■ **Task description**: Exactly reproduce all the records, keeping pictures out of the copy.
------ Data entries ------
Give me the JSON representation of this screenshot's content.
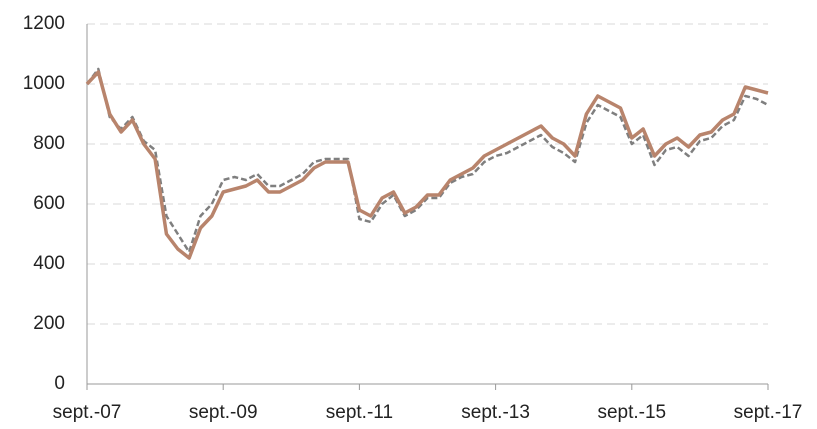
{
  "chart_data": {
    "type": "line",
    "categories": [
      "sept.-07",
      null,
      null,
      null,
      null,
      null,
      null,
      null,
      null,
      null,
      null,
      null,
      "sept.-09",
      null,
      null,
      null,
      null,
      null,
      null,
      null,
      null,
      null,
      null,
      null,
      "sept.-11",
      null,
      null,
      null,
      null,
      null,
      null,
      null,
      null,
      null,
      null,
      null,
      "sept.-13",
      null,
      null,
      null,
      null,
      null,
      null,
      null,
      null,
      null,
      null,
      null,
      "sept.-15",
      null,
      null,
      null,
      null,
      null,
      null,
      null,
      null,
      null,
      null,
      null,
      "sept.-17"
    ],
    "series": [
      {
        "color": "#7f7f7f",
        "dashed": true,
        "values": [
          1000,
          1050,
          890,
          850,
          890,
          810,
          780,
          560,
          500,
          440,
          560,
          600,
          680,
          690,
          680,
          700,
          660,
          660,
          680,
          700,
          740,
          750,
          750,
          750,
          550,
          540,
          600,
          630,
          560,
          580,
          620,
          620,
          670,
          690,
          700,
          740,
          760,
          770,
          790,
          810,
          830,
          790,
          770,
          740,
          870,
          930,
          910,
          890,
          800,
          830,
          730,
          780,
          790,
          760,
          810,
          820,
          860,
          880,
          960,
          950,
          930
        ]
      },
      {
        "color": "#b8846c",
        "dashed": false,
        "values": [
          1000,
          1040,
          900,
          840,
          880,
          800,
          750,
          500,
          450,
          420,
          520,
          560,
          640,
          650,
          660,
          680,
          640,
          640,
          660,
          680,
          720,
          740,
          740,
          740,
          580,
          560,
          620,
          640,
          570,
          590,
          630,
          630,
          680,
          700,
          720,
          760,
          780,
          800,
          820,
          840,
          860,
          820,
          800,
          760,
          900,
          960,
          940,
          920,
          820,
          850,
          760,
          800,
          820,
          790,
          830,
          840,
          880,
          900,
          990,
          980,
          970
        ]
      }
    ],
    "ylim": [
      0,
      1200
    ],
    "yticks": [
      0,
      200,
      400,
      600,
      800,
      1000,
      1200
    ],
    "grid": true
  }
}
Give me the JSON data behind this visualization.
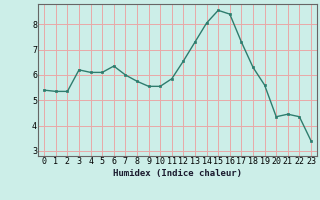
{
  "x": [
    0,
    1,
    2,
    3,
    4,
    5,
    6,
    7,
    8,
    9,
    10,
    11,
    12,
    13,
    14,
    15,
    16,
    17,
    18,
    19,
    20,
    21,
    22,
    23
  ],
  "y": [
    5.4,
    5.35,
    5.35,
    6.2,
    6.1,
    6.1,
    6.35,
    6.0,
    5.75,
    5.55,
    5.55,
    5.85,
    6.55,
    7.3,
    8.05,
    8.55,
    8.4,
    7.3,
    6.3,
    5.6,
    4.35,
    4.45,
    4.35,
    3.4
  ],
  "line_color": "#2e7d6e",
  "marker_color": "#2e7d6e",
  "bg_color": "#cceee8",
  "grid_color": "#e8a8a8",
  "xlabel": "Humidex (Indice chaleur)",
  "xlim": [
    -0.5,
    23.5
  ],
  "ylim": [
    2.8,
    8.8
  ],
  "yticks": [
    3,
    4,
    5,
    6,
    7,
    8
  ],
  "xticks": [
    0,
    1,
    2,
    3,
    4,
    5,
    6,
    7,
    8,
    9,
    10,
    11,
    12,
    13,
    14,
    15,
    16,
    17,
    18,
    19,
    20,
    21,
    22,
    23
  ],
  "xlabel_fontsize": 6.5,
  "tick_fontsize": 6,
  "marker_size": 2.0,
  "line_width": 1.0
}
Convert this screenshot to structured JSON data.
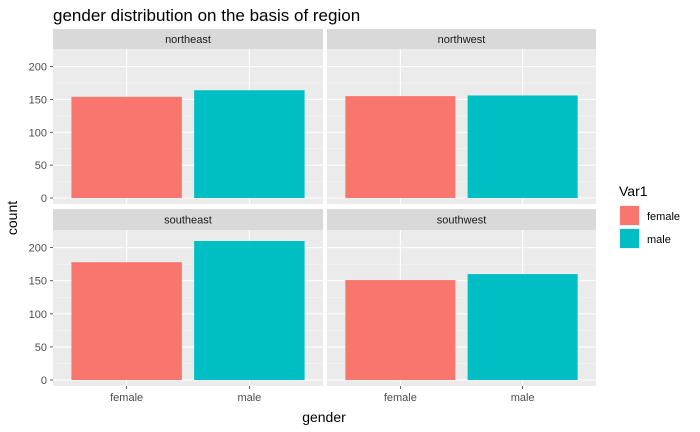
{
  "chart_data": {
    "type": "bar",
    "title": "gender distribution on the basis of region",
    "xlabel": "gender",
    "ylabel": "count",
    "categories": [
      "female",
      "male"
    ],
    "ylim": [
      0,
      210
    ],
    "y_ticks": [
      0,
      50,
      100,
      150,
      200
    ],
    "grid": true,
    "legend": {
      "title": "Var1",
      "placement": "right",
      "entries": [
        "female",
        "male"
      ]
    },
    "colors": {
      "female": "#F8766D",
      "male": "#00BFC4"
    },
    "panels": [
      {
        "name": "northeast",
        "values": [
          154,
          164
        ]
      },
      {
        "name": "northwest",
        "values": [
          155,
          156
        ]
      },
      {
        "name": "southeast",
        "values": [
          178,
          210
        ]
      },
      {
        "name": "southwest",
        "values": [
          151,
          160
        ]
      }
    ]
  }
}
------
■ **Result for this exercise**:
Give me the JSON representation of this screenshot's content.
{
  "chart_data": {
    "type": "line",
    "categories": [
      "sept.-07",
      null,
      null,
      null,
      null,
      null,
      null,
      null,
      null,
      null,
      null,
      null,
      "sept.-09",
      null,
      null,
      null,
      null,
      null,
      null,
      null,
      null,
      null,
      null,
      null,
      "sept.-11",
      null,
      null,
      null,
      null,
      null,
      null,
      null,
      null,
      null,
      null,
      null,
      "sept.-13",
      null,
      null,
      null,
      null,
      null,
      null,
      null,
      null,
      null,
      null,
      null,
      "sept.-15",
      null,
      null,
      null,
      null,
      null,
      null,
      null,
      null,
      null,
      null,
      null,
      "sept.-17"
    ],
    "series": [
      {
        "color": "#7f7f7f",
        "dashed": true,
        "values": [
          1000,
          1050,
          890,
          850,
          890,
          810,
          780,
          560,
          500,
          440,
          560,
          600,
          680,
          690,
          680,
          700,
          660,
          660,
          680,
          700,
          740,
          750,
          750,
          750,
          550,
          540,
          600,
          630,
          560,
          580,
          620,
          620,
          670,
          690,
          700,
          740,
          760,
          770,
          790,
          810,
          830,
          790,
          770,
          740,
          870,
          930,
          910,
          890,
          800,
          830,
          730,
          780,
          790,
          760,
          810,
          820,
          860,
          880,
          960,
          950,
          930
        ]
      },
      {
        "color": "#b8846c",
        "dashed": false,
        "values": [
          1000,
          1040,
          900,
          840,
          880,
          800,
          750,
          500,
          450,
          420,
          520,
          560,
          640,
          650,
          660,
          680,
          640,
          640,
          660,
          680,
          720,
          740,
          740,
          740,
          580,
          560,
          620,
          640,
          570,
          590,
          630,
          630,
          680,
          700,
          720,
          760,
          780,
          800,
          820,
          840,
          860,
          820,
          800,
          760,
          900,
          960,
          940,
          920,
          820,
          850,
          760,
          800,
          820,
          790,
          830,
          840,
          880,
          900,
          990,
          980,
          970
        ]
      }
    ],
    "ylim": [
      0,
      1200
    ],
    "yticks": [
      0,
      200,
      400,
      600,
      800,
      1000,
      1200
    ],
    "grid": true
  }
}
Give me the JSON data behind this visualization.
{
  "x": [
    0,
    1,
    2,
    3,
    4,
    5,
    6,
    7,
    8,
    9,
    10,
    11,
    12,
    13,
    14,
    15,
    16,
    17,
    18,
    19,
    20,
    21,
    22,
    23
  ],
  "y": [
    5.4,
    5.35,
    5.35,
    6.2,
    6.1,
    6.1,
    6.35,
    6.0,
    5.75,
    5.55,
    5.55,
    5.85,
    6.55,
    7.3,
    8.05,
    8.55,
    8.4,
    7.3,
    6.3,
    5.6,
    4.35,
    4.45,
    4.35,
    3.4
  ],
  "line_color": "#2e7d6e",
  "marker_color": "#2e7d6e",
  "bg_color": "#cceee8",
  "grid_color": "#e8a8a8",
  "xlabel": "Humidex (Indice chaleur)",
  "xlim": [
    -0.5,
    23.5
  ],
  "ylim": [
    2.8,
    8.8
  ],
  "yticks": [
    3,
    4,
    5,
    6,
    7,
    8
  ],
  "xticks": [
    0,
    1,
    2,
    3,
    4,
    5,
    6,
    7,
    8,
    9,
    10,
    11,
    12,
    13,
    14,
    15,
    16,
    17,
    18,
    19,
    20,
    21,
    22,
    23
  ],
  "xlabel_fontsize": 6.5,
  "tick_fontsize": 6,
  "marker_size": 2.0,
  "line_width": 1.0
}
Convert this screenshot to structured JSON data.
{
  "chart_data": {
    "type": "bar",
    "title": "gender distribution on the basis of region",
    "xlabel": "gender",
    "ylabel": "count",
    "categories": [
      "female",
      "male"
    ],
    "ylim": [
      0,
      210
    ],
    "y_ticks": [
      0,
      50,
      100,
      150,
      200
    ],
    "grid": true,
    "legend": {
      "title": "Var1",
      "placement": "right",
      "entries": [
        "female",
        "male"
      ]
    },
    "colors": {
      "female": "#F8766D",
      "male": "#00BFC4"
    },
    "panels": [
      {
        "name": "northeast",
        "values": [
          154,
          164
        ]
      },
      {
        "name": "northwest",
        "values": [
          155,
          156
        ]
      },
      {
        "name": "southeast",
        "values": [
          178,
          210
        ]
      },
      {
        "name": "southwest",
        "values": [
          151,
          160
        ]
      }
    ]
  }
}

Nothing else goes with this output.